» **Objective**:
Copy out all lines with the word "Created" in them.

» **Source data**:
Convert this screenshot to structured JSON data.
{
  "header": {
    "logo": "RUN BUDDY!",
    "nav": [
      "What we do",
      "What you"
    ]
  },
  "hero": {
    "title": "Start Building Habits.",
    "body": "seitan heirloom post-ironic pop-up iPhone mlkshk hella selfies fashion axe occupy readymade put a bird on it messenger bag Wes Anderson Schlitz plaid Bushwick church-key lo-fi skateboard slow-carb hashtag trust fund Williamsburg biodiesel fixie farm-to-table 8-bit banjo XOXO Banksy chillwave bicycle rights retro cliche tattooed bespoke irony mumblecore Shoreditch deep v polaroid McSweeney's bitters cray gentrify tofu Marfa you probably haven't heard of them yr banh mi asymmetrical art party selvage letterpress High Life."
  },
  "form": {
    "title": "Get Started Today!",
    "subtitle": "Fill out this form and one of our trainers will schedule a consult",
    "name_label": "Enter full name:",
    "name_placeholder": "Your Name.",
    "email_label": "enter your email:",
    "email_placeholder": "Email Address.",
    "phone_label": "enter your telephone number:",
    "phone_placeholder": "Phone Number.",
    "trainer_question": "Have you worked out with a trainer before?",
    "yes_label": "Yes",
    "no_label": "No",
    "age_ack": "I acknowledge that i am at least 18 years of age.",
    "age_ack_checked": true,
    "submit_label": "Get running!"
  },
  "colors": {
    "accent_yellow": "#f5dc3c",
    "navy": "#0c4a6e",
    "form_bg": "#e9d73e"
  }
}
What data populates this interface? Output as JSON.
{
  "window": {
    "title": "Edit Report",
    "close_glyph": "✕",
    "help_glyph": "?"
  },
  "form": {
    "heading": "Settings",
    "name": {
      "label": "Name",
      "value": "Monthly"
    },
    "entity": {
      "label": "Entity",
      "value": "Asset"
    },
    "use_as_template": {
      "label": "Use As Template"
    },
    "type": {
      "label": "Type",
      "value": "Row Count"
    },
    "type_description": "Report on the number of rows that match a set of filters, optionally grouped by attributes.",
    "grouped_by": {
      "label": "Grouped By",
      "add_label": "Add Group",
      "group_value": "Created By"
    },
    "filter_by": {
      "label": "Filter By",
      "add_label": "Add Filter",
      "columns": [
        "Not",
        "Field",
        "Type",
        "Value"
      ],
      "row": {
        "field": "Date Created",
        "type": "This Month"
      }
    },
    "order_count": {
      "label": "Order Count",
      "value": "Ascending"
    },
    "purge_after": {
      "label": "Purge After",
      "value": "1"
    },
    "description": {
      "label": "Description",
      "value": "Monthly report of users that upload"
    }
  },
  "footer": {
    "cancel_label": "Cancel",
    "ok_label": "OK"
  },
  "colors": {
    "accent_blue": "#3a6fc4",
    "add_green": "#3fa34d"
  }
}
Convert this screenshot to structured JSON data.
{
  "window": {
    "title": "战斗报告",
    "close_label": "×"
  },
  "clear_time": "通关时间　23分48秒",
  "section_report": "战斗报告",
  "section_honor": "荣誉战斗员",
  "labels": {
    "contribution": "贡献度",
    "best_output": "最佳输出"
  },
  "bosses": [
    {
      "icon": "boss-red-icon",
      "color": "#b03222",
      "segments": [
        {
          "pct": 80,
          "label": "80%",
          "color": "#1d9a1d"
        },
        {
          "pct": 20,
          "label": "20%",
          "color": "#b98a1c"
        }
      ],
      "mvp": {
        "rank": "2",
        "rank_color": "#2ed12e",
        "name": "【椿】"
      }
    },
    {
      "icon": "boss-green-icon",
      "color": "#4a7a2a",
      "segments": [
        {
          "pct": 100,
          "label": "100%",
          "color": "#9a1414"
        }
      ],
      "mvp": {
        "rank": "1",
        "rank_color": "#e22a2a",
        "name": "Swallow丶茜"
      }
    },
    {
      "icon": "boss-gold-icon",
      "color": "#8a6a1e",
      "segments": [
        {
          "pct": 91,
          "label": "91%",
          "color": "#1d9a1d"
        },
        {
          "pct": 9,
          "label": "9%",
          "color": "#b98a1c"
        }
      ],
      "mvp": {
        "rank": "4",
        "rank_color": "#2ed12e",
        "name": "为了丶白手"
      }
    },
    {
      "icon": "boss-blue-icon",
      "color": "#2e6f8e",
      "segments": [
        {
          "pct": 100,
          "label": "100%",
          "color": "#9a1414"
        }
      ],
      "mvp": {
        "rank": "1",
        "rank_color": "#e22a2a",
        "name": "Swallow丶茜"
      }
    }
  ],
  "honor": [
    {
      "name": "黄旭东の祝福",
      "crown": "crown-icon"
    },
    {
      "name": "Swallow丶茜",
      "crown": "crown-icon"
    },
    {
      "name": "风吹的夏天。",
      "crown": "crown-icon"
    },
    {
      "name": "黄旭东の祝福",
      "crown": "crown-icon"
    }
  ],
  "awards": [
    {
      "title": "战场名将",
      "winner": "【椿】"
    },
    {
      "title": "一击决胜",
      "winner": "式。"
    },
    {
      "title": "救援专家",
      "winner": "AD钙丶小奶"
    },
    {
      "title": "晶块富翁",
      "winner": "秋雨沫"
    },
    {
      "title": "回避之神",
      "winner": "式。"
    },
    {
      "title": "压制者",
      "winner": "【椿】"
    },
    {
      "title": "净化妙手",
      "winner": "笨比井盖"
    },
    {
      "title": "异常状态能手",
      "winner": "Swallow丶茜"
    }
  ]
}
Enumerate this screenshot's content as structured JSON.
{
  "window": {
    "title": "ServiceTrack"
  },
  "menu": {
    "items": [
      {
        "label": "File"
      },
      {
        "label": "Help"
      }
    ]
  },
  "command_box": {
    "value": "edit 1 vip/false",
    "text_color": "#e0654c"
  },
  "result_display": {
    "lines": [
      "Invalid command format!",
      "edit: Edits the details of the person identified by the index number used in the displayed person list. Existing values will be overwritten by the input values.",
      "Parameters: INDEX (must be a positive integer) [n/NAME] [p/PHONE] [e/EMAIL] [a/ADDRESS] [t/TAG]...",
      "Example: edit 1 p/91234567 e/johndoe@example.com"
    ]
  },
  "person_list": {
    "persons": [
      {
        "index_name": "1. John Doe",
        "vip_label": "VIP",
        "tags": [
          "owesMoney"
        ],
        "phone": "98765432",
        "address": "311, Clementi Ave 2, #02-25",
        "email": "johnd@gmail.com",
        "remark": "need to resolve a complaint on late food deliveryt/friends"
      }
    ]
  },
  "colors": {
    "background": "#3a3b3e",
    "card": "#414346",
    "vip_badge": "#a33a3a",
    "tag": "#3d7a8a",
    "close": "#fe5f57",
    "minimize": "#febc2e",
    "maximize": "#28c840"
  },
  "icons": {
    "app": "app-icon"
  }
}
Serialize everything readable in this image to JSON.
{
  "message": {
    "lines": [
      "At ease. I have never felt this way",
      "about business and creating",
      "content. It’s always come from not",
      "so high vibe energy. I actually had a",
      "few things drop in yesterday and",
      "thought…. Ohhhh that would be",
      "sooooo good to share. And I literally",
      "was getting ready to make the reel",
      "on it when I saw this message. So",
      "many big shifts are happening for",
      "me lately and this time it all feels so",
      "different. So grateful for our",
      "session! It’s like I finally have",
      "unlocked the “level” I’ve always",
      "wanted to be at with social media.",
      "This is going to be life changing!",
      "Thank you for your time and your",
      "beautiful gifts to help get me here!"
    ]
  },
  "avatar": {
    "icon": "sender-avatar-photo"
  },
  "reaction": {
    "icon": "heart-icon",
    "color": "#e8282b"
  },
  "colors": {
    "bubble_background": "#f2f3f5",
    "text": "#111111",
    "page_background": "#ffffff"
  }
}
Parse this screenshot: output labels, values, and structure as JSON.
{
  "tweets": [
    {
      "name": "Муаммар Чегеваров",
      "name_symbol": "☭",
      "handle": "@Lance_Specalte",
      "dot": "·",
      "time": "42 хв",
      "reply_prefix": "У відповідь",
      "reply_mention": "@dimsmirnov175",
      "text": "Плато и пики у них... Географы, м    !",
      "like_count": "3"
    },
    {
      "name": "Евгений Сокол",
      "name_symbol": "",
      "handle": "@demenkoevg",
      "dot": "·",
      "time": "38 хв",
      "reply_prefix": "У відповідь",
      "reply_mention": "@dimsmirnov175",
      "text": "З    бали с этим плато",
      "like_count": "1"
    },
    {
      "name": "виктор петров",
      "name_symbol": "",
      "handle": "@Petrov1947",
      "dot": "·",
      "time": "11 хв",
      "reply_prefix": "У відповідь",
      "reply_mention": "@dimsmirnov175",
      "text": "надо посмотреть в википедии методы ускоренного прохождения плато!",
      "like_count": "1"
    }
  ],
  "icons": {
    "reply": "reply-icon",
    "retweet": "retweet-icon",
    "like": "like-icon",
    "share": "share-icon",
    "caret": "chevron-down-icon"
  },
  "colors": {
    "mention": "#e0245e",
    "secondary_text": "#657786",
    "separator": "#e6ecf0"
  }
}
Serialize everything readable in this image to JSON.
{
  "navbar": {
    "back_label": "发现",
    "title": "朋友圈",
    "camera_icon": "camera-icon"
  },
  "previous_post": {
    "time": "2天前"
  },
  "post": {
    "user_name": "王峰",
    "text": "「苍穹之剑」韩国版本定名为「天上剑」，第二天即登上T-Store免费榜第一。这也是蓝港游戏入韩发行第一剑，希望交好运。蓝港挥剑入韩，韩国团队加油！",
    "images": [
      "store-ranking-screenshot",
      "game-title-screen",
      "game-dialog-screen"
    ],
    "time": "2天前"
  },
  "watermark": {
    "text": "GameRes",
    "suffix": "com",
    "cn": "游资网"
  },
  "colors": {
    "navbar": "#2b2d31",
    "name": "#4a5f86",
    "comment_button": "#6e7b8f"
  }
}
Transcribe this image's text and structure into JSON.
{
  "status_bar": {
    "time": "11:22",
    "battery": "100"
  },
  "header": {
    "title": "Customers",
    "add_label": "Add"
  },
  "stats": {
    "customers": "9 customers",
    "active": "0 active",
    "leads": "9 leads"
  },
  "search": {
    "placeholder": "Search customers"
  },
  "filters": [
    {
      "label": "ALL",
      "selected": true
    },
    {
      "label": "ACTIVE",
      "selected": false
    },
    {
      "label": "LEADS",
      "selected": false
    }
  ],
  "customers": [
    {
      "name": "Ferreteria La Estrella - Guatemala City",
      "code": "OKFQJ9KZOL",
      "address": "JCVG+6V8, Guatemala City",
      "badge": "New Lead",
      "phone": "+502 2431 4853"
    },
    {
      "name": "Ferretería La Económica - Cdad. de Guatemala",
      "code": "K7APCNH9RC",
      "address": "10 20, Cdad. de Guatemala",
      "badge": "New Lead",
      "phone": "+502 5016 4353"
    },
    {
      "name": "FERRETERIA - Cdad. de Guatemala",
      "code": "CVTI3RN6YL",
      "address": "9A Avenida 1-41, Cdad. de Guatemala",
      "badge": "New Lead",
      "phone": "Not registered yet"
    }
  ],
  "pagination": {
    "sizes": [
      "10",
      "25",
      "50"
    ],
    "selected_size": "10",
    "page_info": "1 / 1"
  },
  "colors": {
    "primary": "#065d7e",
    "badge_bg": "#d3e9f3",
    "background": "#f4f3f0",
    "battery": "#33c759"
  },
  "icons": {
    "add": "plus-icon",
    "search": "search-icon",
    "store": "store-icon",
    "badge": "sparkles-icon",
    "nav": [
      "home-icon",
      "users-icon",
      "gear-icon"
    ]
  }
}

» **Exercise output**:
      "group_value": "Created By"
        "field": "Date Created",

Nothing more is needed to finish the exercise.